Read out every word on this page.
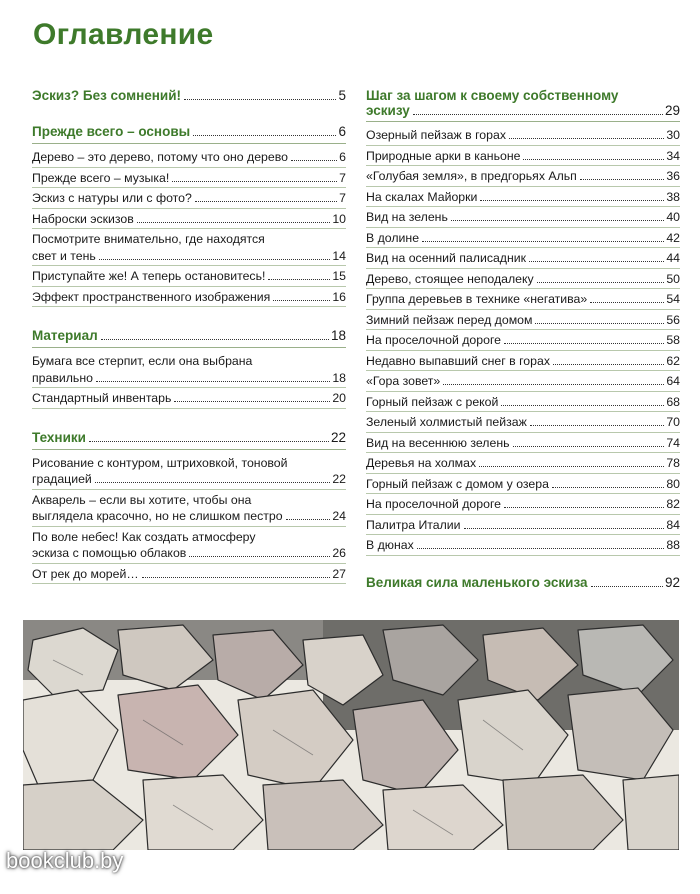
Оглавление
Эскиз? Без сомнений!	5
Прежде всего – основы	6
Дерево – это дерево, потому что оно дерево	6
Прежде всего – музыка!	7
Эскиз с натуры или с фото?	7
Наброски эскизов	10
Посмотрите внимательно, где находятся
свет и тень	14
Приступайте же! А теперь остановитесь!	15
Эффект пространственного изображения	16
Материал	18
Бумага все стерпит, если она выбрана
правильно	18
Стандартный инвентарь	20
Техники	22
Рисование с контуром, штриховкой, тоновой
градацией	22
Акварель – если вы хотите, чтобы она
выглядела красочно, но не слишком пестро	24
По воле небес! Как создать атмосферу
эскиза с помощью облаков	26
От рек до морей…	27
Шаг за шагом к своему собственному
эскизу	29
Озерный пейзаж в горах	30
Природные арки в каньоне	34
«Голубая земля», в предгорьях Альп	36
На скалах Майорки	38
Вид на зелень	40
В долине	42
Вид на осенний палисадник	44
Дерево, стоящее неподалеку	50
Группа деревьев в технике «негатива»	54
Зимний пейзаж перед домом	56
На проселочной дороге	58
Недавно выпавший снег в горах	62
«Гора зовет»	64
Горный пейзаж с рекой	68
Зеленый холмистый пейзаж	70
Вид на весеннюю зелень	74
Деревья на холмах	78
Горный пейзаж с домом у озера	80
На проселочной дороге	82
Палитра Италии	84
В дюнах	88
Великая сила маленького эскиза	92
bookclub.by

.....

• **Task requirements**: Reproduce the material in full, word for word, and omit the pictures.

• **Correct result**:
Read out every word on this page.
Оглавление
Эскиз? Без сомнений!	5
Прежде всего – основы	6
Дерево – это дерево, потому что оно дерево	6
Прежде всего – музыка!	7
Эскиз с натуры или с фото?	7
Наброски эскизов	10
Посмотрите внимательно, где находятся
свет и тень	14
Приступайте же! А теперь остановитесь!	15
Эффект пространственного изображения	16
Материал	18
Бумага все стерпит, если она выбрана
правильно	18
Стандартный инвентарь	20
Техники	22
Рисование с контуром, штриховкой, тоновой
градацией	22
Акварель – если вы хотите, чтобы она
выглядела красочно, но не слишком пестро	24
По воле небес! Как создать атмосферу
эскиза с помощью облаков	26
От рек до морей…	27
Шаг за шагом к своему собственному
эскизу	29
Озерный пейзаж в горах	30
Природные арки в каньоне	34
«Голубая земля», в предгорьях Альп	36
На скалах Майорки	38
Вид на зелень	40
В долине	42
Вид на осенний палисадник	44
Дерево, стоящее неподалеку	50
Группа деревьев в технике «негатива»	54
Зимний пейзаж перед домом	56
На проселочной дороге	58
Недавно выпавший снег в горах	62
«Гора зовет»	64
Горный пейзаж с рекой	68
Зеленый холмистый пейзаж	70
Вид на весеннюю зелень	74
Деревья на холмах	78
Горный пейзаж с домом у озера	80
На проселочной дороге	82
Палитра Италии	84
В дюнах	88
Великая сила маленького эскиза	92
bookclub.by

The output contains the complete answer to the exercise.